### Exercise material ###

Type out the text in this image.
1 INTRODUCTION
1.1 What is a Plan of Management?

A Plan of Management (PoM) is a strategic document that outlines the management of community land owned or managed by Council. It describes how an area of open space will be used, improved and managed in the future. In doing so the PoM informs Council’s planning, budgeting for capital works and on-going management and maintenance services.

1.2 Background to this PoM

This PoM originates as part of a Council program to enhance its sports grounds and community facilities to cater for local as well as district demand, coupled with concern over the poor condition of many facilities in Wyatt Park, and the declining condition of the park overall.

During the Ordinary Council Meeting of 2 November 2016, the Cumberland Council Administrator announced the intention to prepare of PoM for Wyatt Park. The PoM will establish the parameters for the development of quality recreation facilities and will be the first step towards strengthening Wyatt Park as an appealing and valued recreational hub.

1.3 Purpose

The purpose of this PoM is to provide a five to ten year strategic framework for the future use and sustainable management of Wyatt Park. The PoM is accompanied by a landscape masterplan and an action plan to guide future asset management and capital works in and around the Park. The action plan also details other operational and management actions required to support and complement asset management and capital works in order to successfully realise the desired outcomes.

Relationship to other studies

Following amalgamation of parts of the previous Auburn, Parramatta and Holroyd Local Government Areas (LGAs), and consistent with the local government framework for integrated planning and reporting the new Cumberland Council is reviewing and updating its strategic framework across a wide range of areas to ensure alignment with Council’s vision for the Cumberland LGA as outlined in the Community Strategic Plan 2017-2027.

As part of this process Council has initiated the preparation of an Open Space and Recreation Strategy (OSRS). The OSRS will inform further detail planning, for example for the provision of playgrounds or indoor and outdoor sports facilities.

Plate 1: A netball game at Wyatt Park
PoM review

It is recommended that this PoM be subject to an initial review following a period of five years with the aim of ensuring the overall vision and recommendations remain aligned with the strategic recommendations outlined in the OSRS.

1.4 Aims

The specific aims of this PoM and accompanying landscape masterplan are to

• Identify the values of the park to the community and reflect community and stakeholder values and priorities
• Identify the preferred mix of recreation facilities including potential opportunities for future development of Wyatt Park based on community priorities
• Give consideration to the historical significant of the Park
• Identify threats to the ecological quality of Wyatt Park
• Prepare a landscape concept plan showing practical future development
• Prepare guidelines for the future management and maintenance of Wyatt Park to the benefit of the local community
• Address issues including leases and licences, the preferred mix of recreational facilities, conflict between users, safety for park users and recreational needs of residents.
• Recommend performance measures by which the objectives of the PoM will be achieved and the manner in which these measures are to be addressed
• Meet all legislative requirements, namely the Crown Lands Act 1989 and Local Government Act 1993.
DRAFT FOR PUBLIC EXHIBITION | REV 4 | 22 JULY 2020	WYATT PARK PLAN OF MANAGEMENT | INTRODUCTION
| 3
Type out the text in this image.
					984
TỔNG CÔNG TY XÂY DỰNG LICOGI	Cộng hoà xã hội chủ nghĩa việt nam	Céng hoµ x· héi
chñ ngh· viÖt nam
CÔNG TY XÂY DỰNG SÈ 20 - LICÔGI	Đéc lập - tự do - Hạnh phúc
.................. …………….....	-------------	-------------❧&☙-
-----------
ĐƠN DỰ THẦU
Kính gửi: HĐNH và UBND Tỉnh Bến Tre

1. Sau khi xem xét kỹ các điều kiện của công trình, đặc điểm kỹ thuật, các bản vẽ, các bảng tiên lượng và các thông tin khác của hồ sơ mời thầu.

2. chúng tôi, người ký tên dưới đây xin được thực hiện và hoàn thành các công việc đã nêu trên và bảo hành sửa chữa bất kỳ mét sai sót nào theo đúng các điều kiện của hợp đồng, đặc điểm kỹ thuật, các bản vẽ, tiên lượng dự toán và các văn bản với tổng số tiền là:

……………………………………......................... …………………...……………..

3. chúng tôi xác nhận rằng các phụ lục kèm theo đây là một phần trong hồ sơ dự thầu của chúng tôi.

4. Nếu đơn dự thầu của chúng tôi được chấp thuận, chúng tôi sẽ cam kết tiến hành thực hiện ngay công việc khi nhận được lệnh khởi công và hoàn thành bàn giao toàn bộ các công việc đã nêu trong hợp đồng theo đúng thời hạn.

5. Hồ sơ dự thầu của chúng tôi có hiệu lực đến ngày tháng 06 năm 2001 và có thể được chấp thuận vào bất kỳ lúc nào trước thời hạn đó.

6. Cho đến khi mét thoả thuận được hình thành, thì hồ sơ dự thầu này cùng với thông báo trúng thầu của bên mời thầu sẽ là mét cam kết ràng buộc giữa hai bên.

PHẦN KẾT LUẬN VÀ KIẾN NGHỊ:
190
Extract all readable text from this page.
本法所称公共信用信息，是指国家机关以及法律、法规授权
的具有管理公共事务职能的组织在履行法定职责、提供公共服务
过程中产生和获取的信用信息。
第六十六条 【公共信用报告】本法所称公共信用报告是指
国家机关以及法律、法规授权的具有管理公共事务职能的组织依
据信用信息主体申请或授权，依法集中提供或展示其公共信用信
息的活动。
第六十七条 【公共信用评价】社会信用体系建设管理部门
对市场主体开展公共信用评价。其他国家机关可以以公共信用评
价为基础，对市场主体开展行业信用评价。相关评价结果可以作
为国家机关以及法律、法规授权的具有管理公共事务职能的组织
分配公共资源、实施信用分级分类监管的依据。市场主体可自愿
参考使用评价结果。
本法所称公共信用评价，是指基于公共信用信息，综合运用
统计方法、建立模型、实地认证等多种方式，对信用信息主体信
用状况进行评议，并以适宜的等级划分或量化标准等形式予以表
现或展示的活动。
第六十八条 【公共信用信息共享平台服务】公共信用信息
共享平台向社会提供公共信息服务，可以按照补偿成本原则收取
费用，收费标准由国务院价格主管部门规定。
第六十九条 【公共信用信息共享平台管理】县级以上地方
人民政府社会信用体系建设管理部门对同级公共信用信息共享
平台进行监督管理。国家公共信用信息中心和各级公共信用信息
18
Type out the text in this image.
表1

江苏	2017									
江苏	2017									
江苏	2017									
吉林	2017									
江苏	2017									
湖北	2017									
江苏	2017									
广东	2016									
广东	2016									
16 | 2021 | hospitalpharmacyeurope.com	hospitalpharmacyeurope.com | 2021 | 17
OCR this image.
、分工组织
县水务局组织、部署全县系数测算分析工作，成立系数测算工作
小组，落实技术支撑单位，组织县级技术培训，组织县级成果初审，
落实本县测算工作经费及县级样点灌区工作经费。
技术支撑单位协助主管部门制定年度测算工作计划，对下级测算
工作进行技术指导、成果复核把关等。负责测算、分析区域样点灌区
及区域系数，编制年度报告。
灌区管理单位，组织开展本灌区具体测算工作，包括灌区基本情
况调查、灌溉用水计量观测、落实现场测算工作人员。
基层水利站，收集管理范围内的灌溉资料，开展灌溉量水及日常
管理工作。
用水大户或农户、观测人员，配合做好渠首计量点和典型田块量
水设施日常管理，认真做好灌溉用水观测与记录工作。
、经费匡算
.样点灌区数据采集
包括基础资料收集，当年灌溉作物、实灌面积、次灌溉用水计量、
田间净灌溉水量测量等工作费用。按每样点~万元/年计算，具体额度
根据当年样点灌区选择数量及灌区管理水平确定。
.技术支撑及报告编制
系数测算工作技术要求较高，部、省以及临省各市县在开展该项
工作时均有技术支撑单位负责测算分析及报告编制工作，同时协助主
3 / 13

###

=== Written exercise ===
Extract the closing run of lines, starting with the one containing "OCR this image." and ending at the last, exactly as written.

=== Reply to the exercise ===
OCR this image.
、分工组织
县水务局组织、部署全县系数测算分析工作，成立系数测算工作
小组，落实技术支撑单位，组织县级技术培训，组织县级成果初审，
落实本县测算工作经费及县级样点灌区工作经费。
技术支撑单位协助主管部门制定年度测算工作计划，对下级测算
工作进行技术指导、成果复核把关等。负责测算、分析区域样点灌区
及区域系数，编制年度报告。
灌区管理单位，组织开展本灌区具体测算工作，包括灌区基本情
况调查、灌溉用水计量观测、落实现场测算工作人员。
基层水利站，收集管理范围内的灌溉资料，开展灌溉量水及日常
管理工作。
用水大户或农户、观测人员，配合做好渠首计量点和典型田块量
水设施日常管理，认真做好灌溉用水观测与记录工作。
、经费匡算
.样点灌区数据采集
包括基础资料收集，当年灌溉作物、实灌面积、次灌溉用水计量、
田间净灌溉水量测量等工作费用。按每样点~万元/年计算，具体额度
根据当年样点灌区选择数量及灌区管理水平确定。
.技术支撑及报告编制
系数测算工作技术要求较高，部、省以及临省各市县在开展该项
工作时均有技术支撑单位负责测算分析及报告编制工作，同时协助主
3 / 13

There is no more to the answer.